* **GIVEN DATA**

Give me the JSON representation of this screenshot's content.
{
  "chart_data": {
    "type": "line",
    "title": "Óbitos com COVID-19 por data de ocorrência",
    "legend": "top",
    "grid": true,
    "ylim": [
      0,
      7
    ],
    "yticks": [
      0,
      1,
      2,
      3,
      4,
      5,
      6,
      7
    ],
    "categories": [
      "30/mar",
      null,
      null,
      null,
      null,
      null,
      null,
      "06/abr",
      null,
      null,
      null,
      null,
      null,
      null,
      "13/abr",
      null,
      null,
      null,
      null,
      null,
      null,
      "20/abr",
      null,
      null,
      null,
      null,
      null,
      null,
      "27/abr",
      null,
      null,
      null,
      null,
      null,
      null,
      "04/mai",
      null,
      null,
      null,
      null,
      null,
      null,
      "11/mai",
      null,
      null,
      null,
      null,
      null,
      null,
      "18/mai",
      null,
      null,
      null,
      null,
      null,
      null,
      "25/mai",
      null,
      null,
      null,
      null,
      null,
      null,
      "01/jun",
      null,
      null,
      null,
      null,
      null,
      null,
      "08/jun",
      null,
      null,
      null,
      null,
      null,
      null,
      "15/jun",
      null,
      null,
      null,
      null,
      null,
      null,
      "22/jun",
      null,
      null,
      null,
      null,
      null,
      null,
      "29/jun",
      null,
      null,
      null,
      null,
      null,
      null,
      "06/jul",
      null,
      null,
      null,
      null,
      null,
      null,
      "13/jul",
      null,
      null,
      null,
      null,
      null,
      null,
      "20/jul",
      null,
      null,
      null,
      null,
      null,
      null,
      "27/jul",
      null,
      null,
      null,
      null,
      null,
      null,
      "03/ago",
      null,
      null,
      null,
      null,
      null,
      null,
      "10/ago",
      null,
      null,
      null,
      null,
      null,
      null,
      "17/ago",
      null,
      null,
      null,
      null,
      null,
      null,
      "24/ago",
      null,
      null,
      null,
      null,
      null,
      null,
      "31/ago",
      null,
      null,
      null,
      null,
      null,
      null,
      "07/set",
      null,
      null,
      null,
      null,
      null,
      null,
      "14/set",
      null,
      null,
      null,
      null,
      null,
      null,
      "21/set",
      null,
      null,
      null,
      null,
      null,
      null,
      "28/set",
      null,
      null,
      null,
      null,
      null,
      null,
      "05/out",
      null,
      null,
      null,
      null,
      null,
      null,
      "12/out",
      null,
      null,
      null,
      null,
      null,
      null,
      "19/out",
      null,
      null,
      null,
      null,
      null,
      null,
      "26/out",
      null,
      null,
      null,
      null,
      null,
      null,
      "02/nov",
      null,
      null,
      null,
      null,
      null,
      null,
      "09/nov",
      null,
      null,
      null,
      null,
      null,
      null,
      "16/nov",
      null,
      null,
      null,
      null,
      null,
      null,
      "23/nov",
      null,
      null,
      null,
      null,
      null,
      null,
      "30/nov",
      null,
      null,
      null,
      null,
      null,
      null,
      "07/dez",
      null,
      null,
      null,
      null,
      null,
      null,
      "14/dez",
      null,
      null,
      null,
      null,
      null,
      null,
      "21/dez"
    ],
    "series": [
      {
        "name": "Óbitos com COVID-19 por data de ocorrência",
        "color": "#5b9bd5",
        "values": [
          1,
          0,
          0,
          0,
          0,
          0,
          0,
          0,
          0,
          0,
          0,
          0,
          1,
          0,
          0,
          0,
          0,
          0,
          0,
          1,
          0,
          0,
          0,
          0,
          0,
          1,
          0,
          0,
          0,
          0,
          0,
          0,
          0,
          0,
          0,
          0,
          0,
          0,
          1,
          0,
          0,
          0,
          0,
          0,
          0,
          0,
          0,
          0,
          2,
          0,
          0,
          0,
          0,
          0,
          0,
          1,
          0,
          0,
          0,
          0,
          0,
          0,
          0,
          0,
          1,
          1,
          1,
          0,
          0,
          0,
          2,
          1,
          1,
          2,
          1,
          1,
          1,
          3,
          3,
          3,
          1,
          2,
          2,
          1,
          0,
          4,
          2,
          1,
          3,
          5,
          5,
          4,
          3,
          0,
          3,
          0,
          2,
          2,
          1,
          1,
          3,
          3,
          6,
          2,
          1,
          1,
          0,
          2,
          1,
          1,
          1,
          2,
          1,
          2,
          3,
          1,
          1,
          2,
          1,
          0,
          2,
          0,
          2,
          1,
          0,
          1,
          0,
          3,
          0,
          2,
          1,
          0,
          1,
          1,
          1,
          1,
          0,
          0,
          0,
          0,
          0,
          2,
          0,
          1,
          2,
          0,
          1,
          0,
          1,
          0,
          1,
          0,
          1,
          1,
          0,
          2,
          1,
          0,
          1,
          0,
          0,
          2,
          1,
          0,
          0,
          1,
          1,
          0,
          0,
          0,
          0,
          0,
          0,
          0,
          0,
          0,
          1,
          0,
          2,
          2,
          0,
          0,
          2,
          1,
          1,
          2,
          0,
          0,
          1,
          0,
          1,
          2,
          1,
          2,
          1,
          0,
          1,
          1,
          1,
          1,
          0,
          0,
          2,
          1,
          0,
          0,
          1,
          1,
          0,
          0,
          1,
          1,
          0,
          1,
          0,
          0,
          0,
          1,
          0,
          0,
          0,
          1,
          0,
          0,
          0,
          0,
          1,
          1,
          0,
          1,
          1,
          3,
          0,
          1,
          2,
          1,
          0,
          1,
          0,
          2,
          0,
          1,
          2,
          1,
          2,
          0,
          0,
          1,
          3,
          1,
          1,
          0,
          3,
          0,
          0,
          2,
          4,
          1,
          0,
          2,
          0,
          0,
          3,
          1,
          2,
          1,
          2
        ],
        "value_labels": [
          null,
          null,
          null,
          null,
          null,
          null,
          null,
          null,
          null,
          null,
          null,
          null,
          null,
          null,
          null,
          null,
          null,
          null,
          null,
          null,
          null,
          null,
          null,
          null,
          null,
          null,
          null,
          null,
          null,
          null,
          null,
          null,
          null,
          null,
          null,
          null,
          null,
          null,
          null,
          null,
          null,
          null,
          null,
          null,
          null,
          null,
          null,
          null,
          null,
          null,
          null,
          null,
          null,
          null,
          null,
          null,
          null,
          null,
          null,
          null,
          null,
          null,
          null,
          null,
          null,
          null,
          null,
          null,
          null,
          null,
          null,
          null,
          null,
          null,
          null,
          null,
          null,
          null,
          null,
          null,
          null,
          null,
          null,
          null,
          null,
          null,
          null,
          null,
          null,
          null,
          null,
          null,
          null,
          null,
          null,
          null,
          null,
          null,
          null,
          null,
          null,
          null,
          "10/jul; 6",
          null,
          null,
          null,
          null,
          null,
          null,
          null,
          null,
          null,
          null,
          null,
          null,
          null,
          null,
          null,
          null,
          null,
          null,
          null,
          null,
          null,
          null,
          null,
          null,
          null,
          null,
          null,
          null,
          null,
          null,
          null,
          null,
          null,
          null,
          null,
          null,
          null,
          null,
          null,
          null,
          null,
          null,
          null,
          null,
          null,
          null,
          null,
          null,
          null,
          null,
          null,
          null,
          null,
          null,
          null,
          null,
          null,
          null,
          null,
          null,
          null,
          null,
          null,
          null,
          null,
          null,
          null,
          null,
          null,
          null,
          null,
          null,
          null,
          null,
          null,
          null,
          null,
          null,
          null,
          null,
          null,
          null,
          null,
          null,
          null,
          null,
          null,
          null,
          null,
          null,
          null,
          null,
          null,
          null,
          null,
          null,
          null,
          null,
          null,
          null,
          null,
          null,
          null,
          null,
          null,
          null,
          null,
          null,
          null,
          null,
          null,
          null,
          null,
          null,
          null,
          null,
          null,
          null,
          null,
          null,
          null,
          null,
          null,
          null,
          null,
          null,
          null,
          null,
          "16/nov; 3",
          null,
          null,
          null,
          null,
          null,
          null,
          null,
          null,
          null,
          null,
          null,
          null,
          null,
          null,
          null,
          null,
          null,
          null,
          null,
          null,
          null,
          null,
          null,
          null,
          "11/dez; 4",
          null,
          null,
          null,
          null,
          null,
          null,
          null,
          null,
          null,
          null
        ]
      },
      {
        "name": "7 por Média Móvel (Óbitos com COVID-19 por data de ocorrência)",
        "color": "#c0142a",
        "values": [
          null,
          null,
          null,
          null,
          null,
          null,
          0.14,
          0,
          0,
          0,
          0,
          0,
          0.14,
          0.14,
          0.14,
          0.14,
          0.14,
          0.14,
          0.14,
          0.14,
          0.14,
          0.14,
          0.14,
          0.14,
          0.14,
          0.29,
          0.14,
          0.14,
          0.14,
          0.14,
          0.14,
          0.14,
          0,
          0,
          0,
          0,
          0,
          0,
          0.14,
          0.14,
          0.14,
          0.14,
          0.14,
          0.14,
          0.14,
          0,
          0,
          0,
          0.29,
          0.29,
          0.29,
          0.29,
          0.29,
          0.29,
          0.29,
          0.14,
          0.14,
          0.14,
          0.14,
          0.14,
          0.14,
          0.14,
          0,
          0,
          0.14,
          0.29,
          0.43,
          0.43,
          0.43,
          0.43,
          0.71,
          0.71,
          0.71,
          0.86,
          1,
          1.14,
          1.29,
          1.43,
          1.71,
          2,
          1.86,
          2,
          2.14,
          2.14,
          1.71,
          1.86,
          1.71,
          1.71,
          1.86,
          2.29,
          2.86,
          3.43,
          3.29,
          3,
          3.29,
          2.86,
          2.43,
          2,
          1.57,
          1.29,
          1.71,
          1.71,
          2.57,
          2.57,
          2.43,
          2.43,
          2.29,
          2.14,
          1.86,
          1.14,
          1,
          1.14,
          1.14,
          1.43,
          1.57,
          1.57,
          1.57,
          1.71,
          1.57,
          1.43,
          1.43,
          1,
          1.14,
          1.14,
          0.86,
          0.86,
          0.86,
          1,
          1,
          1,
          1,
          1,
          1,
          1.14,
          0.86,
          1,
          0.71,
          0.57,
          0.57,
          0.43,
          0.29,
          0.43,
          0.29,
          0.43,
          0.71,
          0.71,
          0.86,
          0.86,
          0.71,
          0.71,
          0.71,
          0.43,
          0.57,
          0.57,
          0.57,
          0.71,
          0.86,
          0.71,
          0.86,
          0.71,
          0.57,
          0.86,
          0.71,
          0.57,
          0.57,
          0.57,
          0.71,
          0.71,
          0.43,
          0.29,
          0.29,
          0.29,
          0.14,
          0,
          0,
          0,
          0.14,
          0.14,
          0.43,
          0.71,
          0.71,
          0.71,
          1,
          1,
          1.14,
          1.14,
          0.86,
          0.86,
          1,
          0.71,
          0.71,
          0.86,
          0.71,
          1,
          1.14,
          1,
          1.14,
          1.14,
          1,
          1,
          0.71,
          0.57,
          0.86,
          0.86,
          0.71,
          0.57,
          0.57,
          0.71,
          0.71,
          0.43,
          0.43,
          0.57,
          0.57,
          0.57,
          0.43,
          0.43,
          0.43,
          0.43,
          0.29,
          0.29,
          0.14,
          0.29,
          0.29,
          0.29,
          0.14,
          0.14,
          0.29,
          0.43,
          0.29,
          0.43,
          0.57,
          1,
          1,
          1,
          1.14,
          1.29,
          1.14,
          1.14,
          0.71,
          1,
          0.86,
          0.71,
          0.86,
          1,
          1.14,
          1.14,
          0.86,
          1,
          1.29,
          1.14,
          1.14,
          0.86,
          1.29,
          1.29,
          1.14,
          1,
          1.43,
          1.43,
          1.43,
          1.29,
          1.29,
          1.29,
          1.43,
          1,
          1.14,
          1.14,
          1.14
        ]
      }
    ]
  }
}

* **GOAL**
Show, from the material above, each line that includes the string "COVID".

* **SOLUTION**
    "title": "Óbitos com COVID-19 por data de ocorrência",
        "name": "Óbitos com COVID-19 por data de ocorrência",
        "name": "7 por Média Móvel (Óbitos com COVID-19 por data de ocorrência)",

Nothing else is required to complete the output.